PROBLEM STATEMENT
Transcribe the listing exactly, leaving out every picture.

TASK INPUT
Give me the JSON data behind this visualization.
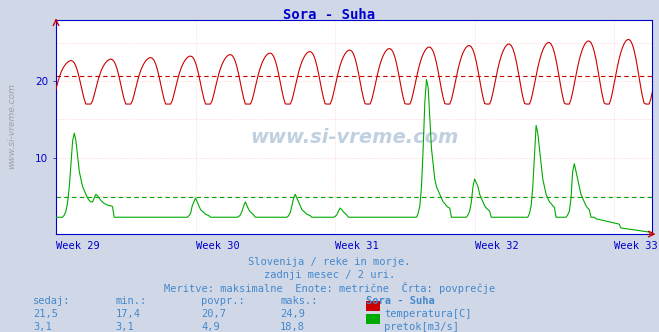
{
  "title": "Sora - Suha",
  "title_color": "#0000cc",
  "bg_color": "#d0d8e8",
  "plot_bg_color": "#ffffff",
  "xlabel_weeks": [
    "Week 29",
    "Week 30",
    "Week 31",
    "Week 32",
    "Week 33"
  ],
  "ylim": [
    0,
    28
  ],
  "ytick_vals": [
    10,
    20
  ],
  "grid_color_h": "#ffcccc",
  "grid_color_v": "#ddcccc",
  "temp_color": "#cc0000",
  "flow_color": "#00aa00",
  "avg_temp": 20.7,
  "avg_flow": 4.9,
  "watermark": "www.si-vreme.com",
  "subtitle1": "Slovenija / reke in morje.",
  "subtitle2": "zadnji mesec / 2 uri.",
  "subtitle3": "Meritve: maksimalne  Enote: metrične  Črta: povprečje",
  "label_sedaj": "sedaj:",
  "label_min": "min.:",
  "label_povpr": "povpr.:",
  "label_maks": "maks.:",
  "label_station": "Sora - Suha",
  "temp_sedaj": "21,5",
  "temp_min": "17,4",
  "temp_povpr": "20,7",
  "temp_maks": "24,9",
  "flow_sedaj": "3,1",
  "flow_min": "3,1",
  "flow_povpr": "4,9",
  "flow_maks": "18,8",
  "temp_label": "temperatura[C]",
  "flow_label": "pretok[m3/s]",
  "text_color": "#4488cc",
  "axis_color": "#0000cc",
  "n_points": 360,
  "n_weeks": 5,
  "week_start": 29
}
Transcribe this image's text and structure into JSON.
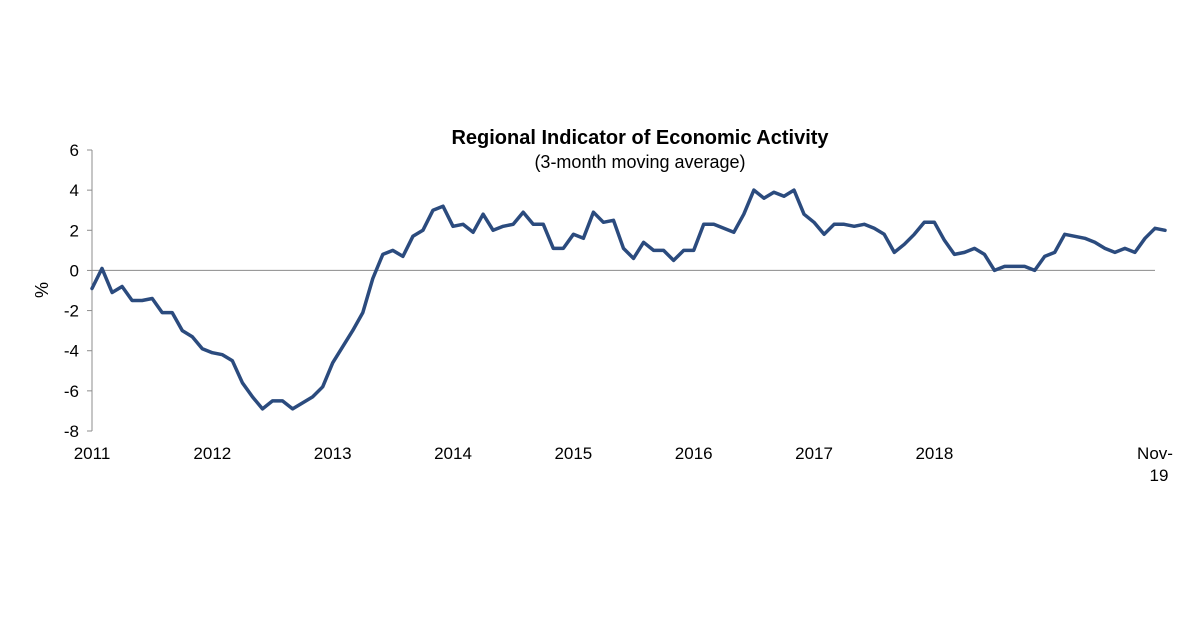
{
  "chart_data": {
    "type": "line",
    "title": "Regional Indicator of Economic Activity",
    "subtitle": "(3-month moving average)",
    "xlabel": "",
    "ylabel": "%",
    "ylim": [
      -8,
      6
    ],
    "yticks": [
      6,
      4,
      2,
      0,
      -2,
      -4,
      -6,
      -8
    ],
    "x_start": "2011-01",
    "x_end": "2019-11",
    "x_tick_labels": [
      {
        "date": "2011-01",
        "label": "2011"
      },
      {
        "date": "2012-01",
        "label": "2012"
      },
      {
        "date": "2013-01",
        "label": "2013"
      },
      {
        "date": "2014-01",
        "label": "2014"
      },
      {
        "date": "2015-01",
        "label": "2015"
      },
      {
        "date": "2016-01",
        "label": "2016"
      },
      {
        "date": "2017-01",
        "label": "2017"
      },
      {
        "date": "2018-01",
        "label": "2018"
      },
      {
        "date": "2019-11",
        "label": "Nov-",
        "label2": "19"
      }
    ],
    "grid": false,
    "zero_line": true,
    "line_color": "#2b4b7e",
    "series": [
      {
        "name": "",
        "values": [
          -0.9,
          0.1,
          -1.1,
          -0.8,
          -1.5,
          -1.5,
          -1.4,
          -2.1,
          -2.1,
          -3.0,
          -3.3,
          -3.9,
          -4.1,
          -4.2,
          -4.5,
          -5.6,
          -6.3,
          -6.9,
          -6.5,
          -6.5,
          -6.9,
          -6.6,
          -6.3,
          -5.8,
          -4.6,
          -3.8,
          -3.0,
          -2.1,
          -0.4,
          0.8,
          1.0,
          0.7,
          1.7,
          2.0,
          3.0,
          3.2,
          2.2,
          2.3,
          1.9,
          2.8,
          2.0,
          2.2,
          2.3,
          2.9,
          2.3,
          2.3,
          1.1,
          1.1,
          1.8,
          1.6,
          2.9,
          2.4,
          2.5,
          1.1,
          0.6,
          1.4,
          1.0,
          1.0,
          0.5,
          1.0,
          1.0,
          2.3,
          2.3,
          2.1,
          1.9,
          2.8,
          4.0,
          3.6,
          3.9,
          3.7,
          4.0,
          2.8,
          2.4,
          1.8,
          2.3,
          2.3,
          2.2,
          2.3,
          2.1,
          1.8,
          0.9,
          1.3,
          1.8,
          2.4,
          2.4,
          1.5,
          0.8,
          0.9,
          1.1,
          0.8,
          0.0,
          0.2,
          0.2,
          0.2,
          0.0,
          0.7,
          0.9,
          1.8,
          1.7,
          1.6,
          1.4,
          1.1,
          0.9,
          1.1,
          0.9,
          1.6,
          2.1,
          2.0
        ]
      }
    ]
  }
}
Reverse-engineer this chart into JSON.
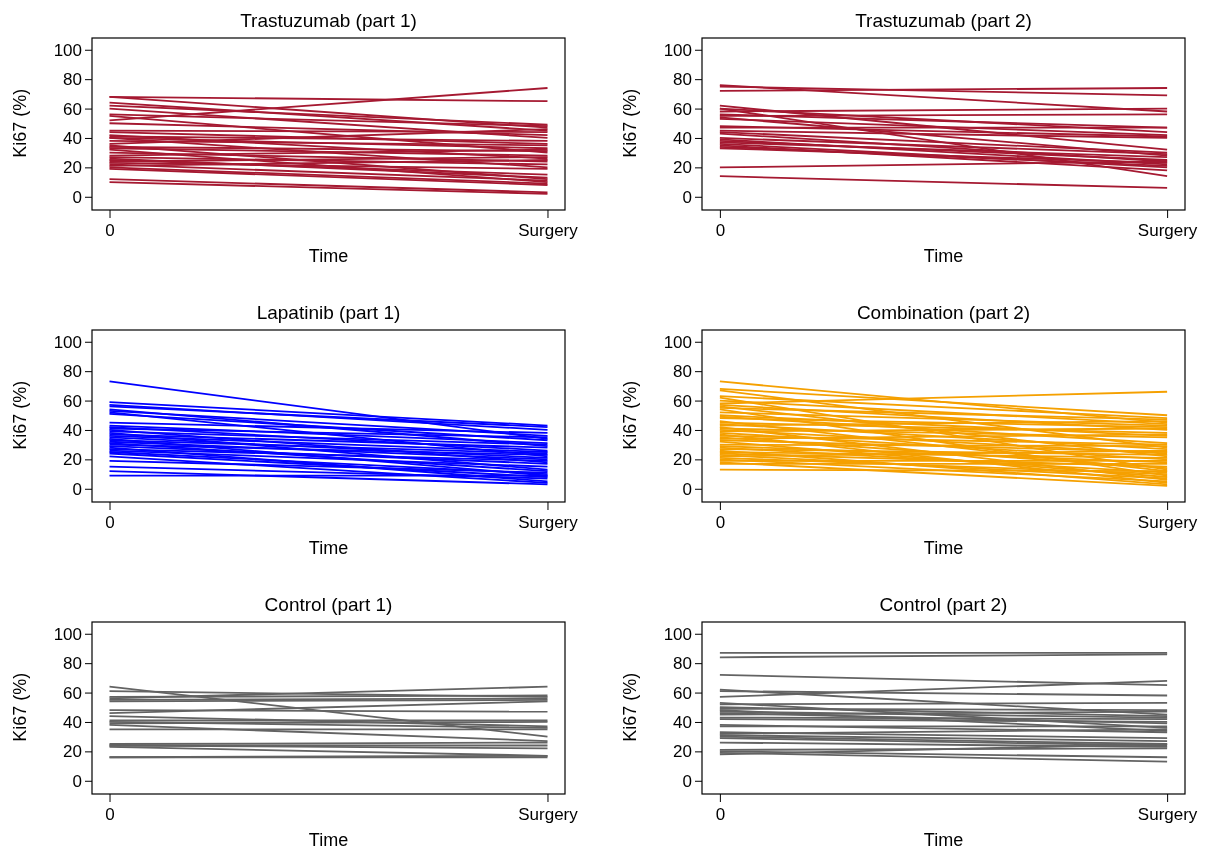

EXERCISE RESPONSE
Give me the JSON data behind this visualization.
{
  "title": "Sora - Suha",
  "title_color": "#0000cc",
  "bg_color": "#d0d8e8",
  "plot_bg_color": "#ffffff",
  "xlabel_weeks": [
    "Week 29",
    "Week 30",
    "Week 31",
    "Week 32",
    "Week 33"
  ],
  "ylim": [
    0,
    28
  ],
  "ytick_vals": [
    10,
    20
  ],
  "grid_color_h": "#ffcccc",
  "grid_color_v": "#ddcccc",
  "temp_color": "#cc0000",
  "flow_color": "#00aa00",
  "avg_temp": 20.7,
  "avg_flow": 4.9,
  "watermark": "www.si-vreme.com",
  "subtitle1": "Slovenija / reke in morje.",
  "subtitle2": "zadnji mesec / 2 uri.",
  "subtitle3": "Meritve: maksimalne  Enote: metrične  Črta: povprečje",
  "label_sedaj": "sedaj:",
  "label_min": "min.:",
  "label_povpr": "povpr.:",
  "label_maks": "maks.:",
  "label_station": "Sora - Suha",
  "temp_sedaj": "21,5",
  "temp_min": "17,4",
  "temp_povpr": "20,7",
  "temp_maks": "24,9",
  "flow_sedaj": "3,1",
  "flow_min": "3,1",
  "flow_povpr": "4,9",
  "flow_maks": "18,8",
  "temp_label": "temperatura[C]",
  "flow_label": "pretok[m3/s]",
  "text_color": "#4488cc",
  "axis_color": "#0000cc",
  "n_points": 360,
  "n_weeks": 5,
  "week_start": 29
}
Transcribe this image's text and structure into JSON.
{
  "chart_data": {
    "type": "line",
    "title": "Regional Indicator of Economic Activity",
    "subtitle": "(3-month moving average)",
    "xlabel": "",
    "ylabel": "%",
    "ylim": [
      -8,
      6
    ],
    "yticks": [
      6,
      4,
      2,
      0,
      -2,
      -4,
      -6,
      -8
    ],
    "x_start": "2011-01",
    "x_end": "2019-11",
    "x_tick_labels": [
      {
        "date": "2011-01",
        "label": "2011"
      },
      {
        "date": "2012-01",
        "label": "2012"
      },
      {
        "date": "2013-01",
        "label": "2013"
      },
      {
        "date": "2014-01",
        "label": "2014"
      },
      {
        "date": "2015-01",
        "label": "2015"
      },
      {
        "date": "2016-01",
        "label": "2016"
      },
      {
        "date": "2017-01",
        "label": "2017"
      },
      {
        "date": "2018-01",
        "label": "2018"
      },
      {
        "date": "2019-11",
        "label": "Nov-",
        "label2": "19"
      }
    ],
    "grid": false,
    "zero_line": true,
    "line_color": "#2b4b7e",
    "series": [
      {
        "name": "",
        "values": [
          -0.9,
          0.1,
          -1.1,
          -0.8,
          -1.5,
          -1.5,
          -1.4,
          -2.1,
          -2.1,
          -3.0,
          -3.3,
          -3.9,
          -4.1,
          -4.2,
          -4.5,
          -5.6,
          -6.3,
          -6.9,
          -6.5,
          -6.5,
          -6.9,
          -6.6,
          -6.3,
          -5.8,
          -4.6,
          -3.8,
          -3.0,
          -2.1,
          -0.4,
          0.8,
          1.0,
          0.7,
          1.7,
          2.0,
          3.0,
          3.2,
          2.2,
          2.3,
          1.9,
          2.8,
          2.0,
          2.2,
          2.3,
          2.9,
          2.3,
          2.3,
          1.1,
          1.1,
          1.8,
          1.6,
          2.9,
          2.4,
          2.5,
          1.1,
          0.6,
          1.4,
          1.0,
          1.0,
          0.5,
          1.0,
          1.0,
          2.3,
          2.3,
          2.1,
          1.9,
          2.8,
          4.0,
          3.6,
          3.9,
          3.7,
          4.0,
          2.8,
          2.4,
          1.8,
          2.3,
          2.3,
          2.2,
          2.3,
          2.1,
          1.8,
          0.9,
          1.3,
          1.8,
          2.4,
          2.4,
          1.5,
          0.8,
          0.9,
          1.1,
          0.8,
          0.0,
          0.2,
          0.2,
          0.2,
          0.0,
          0.7,
          0.9,
          1.8,
          1.7,
          1.6,
          1.4,
          1.1,
          0.9,
          1.1,
          0.9,
          1.6,
          2.1,
          2.0
        ]
      }
    ]
  }
}
Reverse-engineer this chart into JSON.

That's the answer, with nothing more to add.